◆ ИСХОДНЫЙ ТЕКСТ ◆
================================

Почти все авторы исторической фантастики обращаются к источникам: летописям, подлинным документам воссоздаваемой эпохи, мемуарам, научным исследованиям, иконографии. Часто незаменимым источником для писателя служат литературные произведения, из которых берутся те или иные исторические реалии. Порой же художественный текст становится объектом для полемики, когда писателю-фантасту кажется, что автор используемого им произведения не сумел по ряду причин отразить какие-либо стороны своего времени. Характер использования фантастами источников различен и определяется уровнем мастерства, писательской зрелости романиста. Многие авторы идут по пути прямого включения отрывков из первоисточников, подвергая их некоторой обработке. Более опытные писатели отталкиваются от источника. Почерпнутые оттуда сведения ненавязчиво рассыпаны по тексту, так что даже бывает трудно выделить какой-то определенный первоисточник, с которым работал романист.

================================

Материалы из источника данных:
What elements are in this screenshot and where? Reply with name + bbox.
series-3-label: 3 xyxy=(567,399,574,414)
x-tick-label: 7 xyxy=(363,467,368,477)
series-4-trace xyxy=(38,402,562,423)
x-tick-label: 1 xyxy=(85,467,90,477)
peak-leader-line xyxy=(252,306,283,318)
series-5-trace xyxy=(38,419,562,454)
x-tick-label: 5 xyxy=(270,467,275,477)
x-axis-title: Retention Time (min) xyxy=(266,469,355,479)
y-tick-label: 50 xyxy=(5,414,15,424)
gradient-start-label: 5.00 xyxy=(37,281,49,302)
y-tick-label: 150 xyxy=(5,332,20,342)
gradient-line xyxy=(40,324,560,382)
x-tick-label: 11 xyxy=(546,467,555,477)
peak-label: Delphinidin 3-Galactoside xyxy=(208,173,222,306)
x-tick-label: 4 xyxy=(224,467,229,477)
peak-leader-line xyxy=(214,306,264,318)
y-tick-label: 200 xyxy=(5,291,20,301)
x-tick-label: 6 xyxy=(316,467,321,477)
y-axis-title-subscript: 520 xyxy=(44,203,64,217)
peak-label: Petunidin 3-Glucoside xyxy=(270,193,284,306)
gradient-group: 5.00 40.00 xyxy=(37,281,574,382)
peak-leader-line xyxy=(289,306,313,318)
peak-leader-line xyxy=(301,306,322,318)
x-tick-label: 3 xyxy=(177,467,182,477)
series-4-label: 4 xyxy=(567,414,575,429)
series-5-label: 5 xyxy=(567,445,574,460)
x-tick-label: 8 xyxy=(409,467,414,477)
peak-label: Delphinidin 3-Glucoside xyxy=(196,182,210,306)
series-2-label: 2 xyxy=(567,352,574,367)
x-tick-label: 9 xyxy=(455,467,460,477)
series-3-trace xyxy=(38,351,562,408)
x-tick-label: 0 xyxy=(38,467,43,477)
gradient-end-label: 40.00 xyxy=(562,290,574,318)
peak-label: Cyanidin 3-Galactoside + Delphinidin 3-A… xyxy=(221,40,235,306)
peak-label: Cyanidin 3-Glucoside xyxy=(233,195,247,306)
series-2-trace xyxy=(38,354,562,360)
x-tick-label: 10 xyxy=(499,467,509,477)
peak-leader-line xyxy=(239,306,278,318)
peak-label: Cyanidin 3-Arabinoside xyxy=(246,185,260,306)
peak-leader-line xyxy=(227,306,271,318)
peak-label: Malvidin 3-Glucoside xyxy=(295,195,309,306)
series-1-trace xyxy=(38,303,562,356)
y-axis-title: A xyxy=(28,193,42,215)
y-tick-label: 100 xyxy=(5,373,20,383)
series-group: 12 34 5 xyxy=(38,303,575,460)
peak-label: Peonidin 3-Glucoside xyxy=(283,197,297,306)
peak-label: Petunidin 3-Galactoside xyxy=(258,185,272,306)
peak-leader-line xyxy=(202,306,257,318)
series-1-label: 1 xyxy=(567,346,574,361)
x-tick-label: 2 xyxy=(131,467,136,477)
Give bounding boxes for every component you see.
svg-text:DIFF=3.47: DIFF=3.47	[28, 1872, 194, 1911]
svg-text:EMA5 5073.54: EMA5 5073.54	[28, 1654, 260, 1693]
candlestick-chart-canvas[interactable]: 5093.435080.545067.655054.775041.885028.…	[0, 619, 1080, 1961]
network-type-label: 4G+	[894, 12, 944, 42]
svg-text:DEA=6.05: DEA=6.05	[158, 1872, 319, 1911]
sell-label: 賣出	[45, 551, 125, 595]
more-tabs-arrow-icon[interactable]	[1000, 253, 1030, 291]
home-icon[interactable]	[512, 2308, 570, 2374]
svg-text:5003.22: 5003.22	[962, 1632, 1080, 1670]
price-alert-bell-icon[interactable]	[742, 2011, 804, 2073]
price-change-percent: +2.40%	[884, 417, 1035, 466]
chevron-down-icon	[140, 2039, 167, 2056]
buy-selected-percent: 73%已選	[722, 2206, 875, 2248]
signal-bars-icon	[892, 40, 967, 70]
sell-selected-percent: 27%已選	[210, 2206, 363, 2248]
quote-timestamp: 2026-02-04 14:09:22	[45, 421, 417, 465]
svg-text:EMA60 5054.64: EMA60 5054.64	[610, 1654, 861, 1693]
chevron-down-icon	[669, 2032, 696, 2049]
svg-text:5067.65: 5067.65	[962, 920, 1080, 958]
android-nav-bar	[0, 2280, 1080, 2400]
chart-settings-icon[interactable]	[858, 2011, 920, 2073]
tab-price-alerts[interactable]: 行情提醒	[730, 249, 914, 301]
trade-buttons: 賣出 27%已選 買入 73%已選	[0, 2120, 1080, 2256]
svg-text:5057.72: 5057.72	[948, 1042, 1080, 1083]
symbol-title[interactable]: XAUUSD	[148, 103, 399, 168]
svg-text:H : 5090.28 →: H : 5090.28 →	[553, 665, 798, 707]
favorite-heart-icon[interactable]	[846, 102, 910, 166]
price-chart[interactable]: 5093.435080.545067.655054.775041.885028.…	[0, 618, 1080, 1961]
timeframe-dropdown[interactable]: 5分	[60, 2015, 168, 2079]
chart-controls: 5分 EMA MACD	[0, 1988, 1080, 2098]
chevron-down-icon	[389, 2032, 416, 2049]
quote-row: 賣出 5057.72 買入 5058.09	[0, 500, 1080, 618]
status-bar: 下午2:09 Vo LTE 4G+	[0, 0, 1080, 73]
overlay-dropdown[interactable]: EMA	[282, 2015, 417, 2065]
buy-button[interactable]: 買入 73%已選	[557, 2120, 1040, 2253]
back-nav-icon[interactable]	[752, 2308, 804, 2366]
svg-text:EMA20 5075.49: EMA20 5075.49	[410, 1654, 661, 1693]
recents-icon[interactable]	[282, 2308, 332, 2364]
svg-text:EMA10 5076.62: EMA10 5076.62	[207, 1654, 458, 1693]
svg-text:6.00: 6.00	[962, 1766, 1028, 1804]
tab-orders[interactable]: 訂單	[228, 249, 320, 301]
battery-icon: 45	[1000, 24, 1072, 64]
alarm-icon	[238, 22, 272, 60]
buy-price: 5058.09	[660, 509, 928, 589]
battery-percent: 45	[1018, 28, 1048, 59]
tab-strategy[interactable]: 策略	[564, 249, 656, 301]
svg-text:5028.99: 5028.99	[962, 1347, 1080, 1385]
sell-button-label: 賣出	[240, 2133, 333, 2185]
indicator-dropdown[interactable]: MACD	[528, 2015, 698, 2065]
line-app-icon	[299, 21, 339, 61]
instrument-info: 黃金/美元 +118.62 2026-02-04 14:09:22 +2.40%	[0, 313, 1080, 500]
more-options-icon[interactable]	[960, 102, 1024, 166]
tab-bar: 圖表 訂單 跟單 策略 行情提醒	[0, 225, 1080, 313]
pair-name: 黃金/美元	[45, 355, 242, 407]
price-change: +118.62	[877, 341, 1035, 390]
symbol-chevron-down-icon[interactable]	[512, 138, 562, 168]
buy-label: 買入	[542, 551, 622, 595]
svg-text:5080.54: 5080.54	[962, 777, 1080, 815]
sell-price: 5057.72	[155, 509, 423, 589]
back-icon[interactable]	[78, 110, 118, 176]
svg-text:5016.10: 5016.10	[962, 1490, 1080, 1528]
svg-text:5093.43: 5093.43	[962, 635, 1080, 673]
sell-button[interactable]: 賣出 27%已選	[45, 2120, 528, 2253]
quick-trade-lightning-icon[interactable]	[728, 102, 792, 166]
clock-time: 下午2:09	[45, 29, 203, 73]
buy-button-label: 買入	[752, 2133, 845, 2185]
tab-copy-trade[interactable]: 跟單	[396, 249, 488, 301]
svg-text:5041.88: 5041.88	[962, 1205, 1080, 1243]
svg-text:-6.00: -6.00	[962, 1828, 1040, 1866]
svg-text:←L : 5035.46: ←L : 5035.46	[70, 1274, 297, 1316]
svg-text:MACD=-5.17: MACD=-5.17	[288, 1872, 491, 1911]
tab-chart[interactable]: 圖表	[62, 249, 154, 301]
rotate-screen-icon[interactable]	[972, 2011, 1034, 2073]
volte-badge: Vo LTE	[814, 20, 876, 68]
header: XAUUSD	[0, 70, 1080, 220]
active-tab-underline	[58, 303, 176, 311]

================================

◆ ЗАДАНИЯ К РАБОТЕ ◆
**a.** Ответьте по тексту об источниках исторической фантастики:
(i) Какие источники, к которым обращаются авторы, перечислены в первом предложении?
(ii) Чем, согласно тексту, определяется характер использования фантастами источников?
(iii) По какому пути идут многие авторы при работе с первоисточниками?
**b.** Продолжите текст об источниках исторической фантастики, начав сразу после его последнего предложения.

◆ ОТВЕТЫ К ЗАДАНИЯМ ◆
**a.**
(i) Летописи, подлинные документы воссоздаваемой эпохи, мемуары, научные исследования и иконография.
(ii) Уровнем мастерства, писательской зрелости романиста.
(iii) По пути прямого включения отрывков из первоисточников с некоторой их обработкой.

**b.**
Одним из существенных компонентов поэтики произведения, написанного на историческом материале, является воспроизведение в нем местного колорита. Все авторы историко-фантастических романов (за исключением книг «альтернативной истории», в которых речь идет об измененном настоящем) так или иначе воссоздают coleur locale. Примечательно, что даже в романах «альтернативной истории» писатели описывают обычные, а не придуманные реалии жизни и быта людей прошлого. По типу исторических описаний все русские фантастические романы последнего десятилетия XX века можно условно разделить на тяготеющие к вальтерскоттовской манере и манере Дюма. В первых даются пространные отступления на исторические темы, говорится об особенностях политики, нравов, обычаев того или иного народа в конкретное время его бытования, о еде, одежде, манерах и т. п. (прежде всего, романы Звягинцева, Валентинова, Булычева, Мартьянова, Бессонова). Во вторых исторические события служат лишь фоном для головоломных приключений героев. Поэтому бытописание отходит на второй план и относящиеся к этой области данные вводятся в минимальном объеме (романы Свержина, Лазарчука и М. Успенского).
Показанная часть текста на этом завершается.